STORED ROWS:
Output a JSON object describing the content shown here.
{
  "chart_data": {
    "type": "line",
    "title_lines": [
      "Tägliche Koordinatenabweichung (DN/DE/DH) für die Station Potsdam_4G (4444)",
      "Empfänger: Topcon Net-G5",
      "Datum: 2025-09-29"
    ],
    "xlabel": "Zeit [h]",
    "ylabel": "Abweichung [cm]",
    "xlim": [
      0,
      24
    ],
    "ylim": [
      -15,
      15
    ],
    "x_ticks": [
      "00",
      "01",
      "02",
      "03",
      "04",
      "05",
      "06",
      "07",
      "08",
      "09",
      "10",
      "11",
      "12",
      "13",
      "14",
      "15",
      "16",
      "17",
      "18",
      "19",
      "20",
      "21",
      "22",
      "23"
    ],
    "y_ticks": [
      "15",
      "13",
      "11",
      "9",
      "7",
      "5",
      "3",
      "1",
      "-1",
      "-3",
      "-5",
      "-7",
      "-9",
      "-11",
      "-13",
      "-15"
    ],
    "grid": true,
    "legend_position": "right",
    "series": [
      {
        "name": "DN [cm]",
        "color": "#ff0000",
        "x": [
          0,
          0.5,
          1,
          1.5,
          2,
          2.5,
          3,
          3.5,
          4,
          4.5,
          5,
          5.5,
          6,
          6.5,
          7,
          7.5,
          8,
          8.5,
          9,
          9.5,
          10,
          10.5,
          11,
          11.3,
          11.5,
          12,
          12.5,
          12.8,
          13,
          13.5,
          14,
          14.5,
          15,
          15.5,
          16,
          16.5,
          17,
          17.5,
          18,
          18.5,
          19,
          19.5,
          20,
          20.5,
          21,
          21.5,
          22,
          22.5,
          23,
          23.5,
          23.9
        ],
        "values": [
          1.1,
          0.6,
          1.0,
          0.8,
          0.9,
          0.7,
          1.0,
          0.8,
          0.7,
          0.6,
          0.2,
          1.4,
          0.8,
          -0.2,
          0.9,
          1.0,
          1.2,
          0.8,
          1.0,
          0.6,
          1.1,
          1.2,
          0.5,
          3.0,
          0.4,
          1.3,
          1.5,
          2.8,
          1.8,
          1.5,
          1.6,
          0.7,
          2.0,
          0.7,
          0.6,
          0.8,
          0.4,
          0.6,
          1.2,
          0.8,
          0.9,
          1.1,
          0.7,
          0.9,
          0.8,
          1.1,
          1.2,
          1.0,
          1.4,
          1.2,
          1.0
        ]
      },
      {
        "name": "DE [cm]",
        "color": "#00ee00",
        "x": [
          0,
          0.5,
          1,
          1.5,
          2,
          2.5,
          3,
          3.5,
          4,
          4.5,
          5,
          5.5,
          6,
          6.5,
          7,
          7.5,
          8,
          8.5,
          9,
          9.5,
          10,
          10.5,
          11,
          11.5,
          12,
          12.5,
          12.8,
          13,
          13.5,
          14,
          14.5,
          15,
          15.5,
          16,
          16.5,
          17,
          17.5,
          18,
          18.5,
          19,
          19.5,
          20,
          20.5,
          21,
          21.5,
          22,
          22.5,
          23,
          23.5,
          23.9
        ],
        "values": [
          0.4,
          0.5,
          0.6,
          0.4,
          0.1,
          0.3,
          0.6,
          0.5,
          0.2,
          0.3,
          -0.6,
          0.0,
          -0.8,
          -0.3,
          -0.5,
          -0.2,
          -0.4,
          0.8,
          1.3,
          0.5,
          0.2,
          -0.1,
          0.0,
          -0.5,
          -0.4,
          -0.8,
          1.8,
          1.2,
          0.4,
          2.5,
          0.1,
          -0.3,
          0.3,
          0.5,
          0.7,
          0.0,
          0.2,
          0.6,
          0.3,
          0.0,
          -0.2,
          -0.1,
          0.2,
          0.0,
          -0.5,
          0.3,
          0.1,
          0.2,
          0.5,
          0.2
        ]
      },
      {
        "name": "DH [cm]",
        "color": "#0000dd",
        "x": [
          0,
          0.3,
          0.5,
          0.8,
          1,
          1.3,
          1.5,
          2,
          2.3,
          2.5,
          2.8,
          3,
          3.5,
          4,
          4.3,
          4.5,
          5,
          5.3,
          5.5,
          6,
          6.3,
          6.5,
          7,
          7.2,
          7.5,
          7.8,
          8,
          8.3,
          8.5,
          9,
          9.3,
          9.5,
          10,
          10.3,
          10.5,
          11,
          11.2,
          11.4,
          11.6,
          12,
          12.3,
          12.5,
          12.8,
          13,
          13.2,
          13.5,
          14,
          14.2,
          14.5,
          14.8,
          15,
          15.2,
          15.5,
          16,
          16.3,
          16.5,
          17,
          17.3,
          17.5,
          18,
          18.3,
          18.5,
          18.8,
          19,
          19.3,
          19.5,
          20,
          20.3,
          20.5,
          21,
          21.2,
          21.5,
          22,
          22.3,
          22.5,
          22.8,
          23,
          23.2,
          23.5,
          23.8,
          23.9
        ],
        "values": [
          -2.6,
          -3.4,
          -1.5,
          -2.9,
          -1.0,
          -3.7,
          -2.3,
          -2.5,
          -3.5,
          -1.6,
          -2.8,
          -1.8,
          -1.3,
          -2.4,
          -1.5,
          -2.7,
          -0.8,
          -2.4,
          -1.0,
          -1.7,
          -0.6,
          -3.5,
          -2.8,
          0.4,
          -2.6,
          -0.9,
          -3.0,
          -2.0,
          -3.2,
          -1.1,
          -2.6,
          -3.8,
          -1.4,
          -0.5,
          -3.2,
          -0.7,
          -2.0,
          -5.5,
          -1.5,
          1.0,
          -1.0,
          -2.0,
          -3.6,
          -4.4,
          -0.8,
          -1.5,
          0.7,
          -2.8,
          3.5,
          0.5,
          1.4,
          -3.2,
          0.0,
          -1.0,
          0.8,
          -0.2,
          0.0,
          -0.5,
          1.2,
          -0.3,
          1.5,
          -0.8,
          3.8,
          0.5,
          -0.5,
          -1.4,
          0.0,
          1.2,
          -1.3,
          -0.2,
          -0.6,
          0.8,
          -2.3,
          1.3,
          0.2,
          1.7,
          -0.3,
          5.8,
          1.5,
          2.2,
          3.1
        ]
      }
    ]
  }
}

REQUEST: The records above should be returned exactly.

RESULT:
Output a JSON object describing the content shown here.
{
  "chart_data": {
    "type": "line",
    "title_lines": [
      "Tägliche Koordinatenabweichung (DN/DE/DH) für die Station Potsdam_4G (4444)",
      "Empfänger: Topcon Net-G5",
      "Datum: 2025-09-29"
    ],
    "xlabel": "Zeit [h]",
    "ylabel": "Abweichung [cm]",
    "xlim": [
      0,
      24
    ],
    "ylim": [
      -15,
      15
    ],
    "x_ticks": [
      "00",
      "01",
      "02",
      "03",
      "04",
      "05",
      "06",
      "07",
      "08",
      "09",
      "10",
      "11",
      "12",
      "13",
      "14",
      "15",
      "16",
      "17",
      "18",
      "19",
      "20",
      "21",
      "22",
      "23"
    ],
    "y_ticks": [
      "15",
      "13",
      "11",
      "9",
      "7",
      "5",
      "3",
      "1",
      "-1",
      "-3",
      "-5",
      "-7",
      "-9",
      "-11",
      "-13",
      "-15"
    ],
    "grid": true,
    "legend_position": "right",
    "series": [
      {
        "name": "DN [cm]",
        "color": "#ff0000",
        "x": [
          0,
          0.5,
          1,
          1.5,
          2,
          2.5,
          3,
          3.5,
          4,
          4.5,
          5,
          5.5,
          6,
          6.5,
          7,
          7.5,
          8,
          8.5,
          9,
          9.5,
          10,
          10.5,
          11,
          11.3,
          11.5,
          12,
          12.5,
          12.8,
          13,
          13.5,
          14,
          14.5,
          15,
          15.5,
          16,
          16.5,
          17,
          17.5,
          18,
          18.5,
          19,
          19.5,
          20,
          20.5,
          21,
          21.5,
          22,
          22.5,
          23,
          23.5,
          23.9
        ],
        "values": [
          1.1,
          0.6,
          1.0,
          0.8,
          0.9,
          0.7,
          1.0,
          0.8,
          0.7,
          0.6,
          0.2,
          1.4,
          0.8,
          -0.2,
          0.9,
          1.0,
          1.2,
          0.8,
          1.0,
          0.6,
          1.1,
          1.2,
          0.5,
          3.0,
          0.4,
          1.3,
          1.5,
          2.8,
          1.8,
          1.5,
          1.6,
          0.7,
          2.0,
          0.7,
          0.6,
          0.8,
          0.4,
          0.6,
          1.2,
          0.8,
          0.9,
          1.1,
          0.7,
          0.9,
          0.8,
          1.1,
          1.2,
          1.0,
          1.4,
          1.2,
          1.0
        ]
      },
      {
        "name": "DE [cm]",
        "color": "#00ee00",
        "x": [
          0,
          0.5,
          1,
          1.5,
          2,
          2.5,
          3,
          3.5,
          4,
          4.5,
          5,
          5.5,
          6,
          6.5,
          7,
          7.5,
          8,
          8.5,
          9,
          9.5,
          10,
          10.5,
          11,
          11.5,
          12,
          12.5,
          12.8,
          13,
          13.5,
          14,
          14.5,
          15,
          15.5,
          16,
          16.5,
          17,
          17.5,
          18,
          18.5,
          19,
          19.5,
          20,
          20.5,
          21,
          21.5,
          22,
          22.5,
          23,
          23.5,
          23.9
        ],
        "values": [
          0.4,
          0.5,
          0.6,
          0.4,
          0.1,
          0.3,
          0.6,
          0.5,
          0.2,
          0.3,
          -0.6,
          0.0,
          -0.8,
          -0.3,
          -0.5,
          -0.2,
          -0.4,
          0.8,
          1.3,
          0.5,
          0.2,
          -0.1,
          0.0,
          -0.5,
          -0.4,
          -0.8,
          1.8,
          1.2,
          0.4,
          2.5,
          0.1,
          -0.3,
          0.3,
          0.5,
          0.7,
          0.0,
          0.2,
          0.6,
          0.3,
          0.0,
          -0.2,
          -0.1,
          0.2,
          0.0,
          -0.5,
          0.3,
          0.1,
          0.2,
          0.5,
          0.2
        ]
      },
      {
        "name": "DH [cm]",
        "color": "#0000dd",
        "x": [
          0,
          0.3,
          0.5,
          0.8,
          1,
          1.3,
          1.5,
          2,
          2.3,
          2.5,
          2.8,
          3,
          3.5,
          4,
          4.3,
          4.5,
          5,
          5.3,
          5.5,
          6,
          6.3,
          6.5,
          7,
          7.2,
          7.5,
          7.8,
          8,
          8.3,
          8.5,
          9,
          9.3,
          9.5,
          10,
          10.3,
          10.5,
          11,
          11.2,
          11.4,
          11.6,
          12,
          12.3,
          12.5,
          12.8,
          13,
          13.2,
          13.5,
          14,
          14.2,
          14.5,
          14.8,
          15,
          15.2,
          15.5,
          16,
          16.3,
          16.5,
          17,
          17.3,
          17.5,
          18,
          18.3,
          18.5,
          18.8,
          19,
          19.3,
          19.5,
          20,
          20.3,
          20.5,
          21,
          21.2,
          21.5,
          22,
          22.3,
          22.5,
          22.8,
          23,
          23.2,
          23.5,
          23.8,
          23.9
        ],
        "values": [
          -2.6,
          -3.4,
          -1.5,
          -2.9,
          -1.0,
          -3.7,
          -2.3,
          -2.5,
          -3.5,
          -1.6,
          -2.8,
          -1.8,
          -1.3,
          -2.4,
          -1.5,
          -2.7,
          -0.8,
          -2.4,
          -1.0,
          -1.7,
          -0.6,
          -3.5,
          -2.8,
          0.4,
          -2.6,
          -0.9,
          -3.0,
          -2.0,
          -3.2,
          -1.1,
          -2.6,
          -3.8,
          -1.4,
          -0.5,
          -3.2,
          -0.7,
          -2.0,
          -5.5,
          -1.5,
          1.0,
          -1.0,
          -2.0,
          -3.6,
          -4.4,
          -0.8,
          -1.5,
          0.7,
          -2.8,
          3.5,
          0.5,
          1.4,
          -3.2,
          0.0,
          -1.0,
          0.8,
          -0.2,
          0.0,
          -0.5,
          1.2,
          -0.3,
          1.5,
          -0.8,
          3.8,
          0.5,
          -0.5,
          -1.4,
          0.0,
          1.2,
          -1.3,
          -0.2,
          -0.6,
          0.8,
          -2.3,
          1.3,
          0.2,
          1.7,
          -0.3,
          5.8,
          1.5,
          2.2,
          3.1
        ]
      }
    ]
  }
}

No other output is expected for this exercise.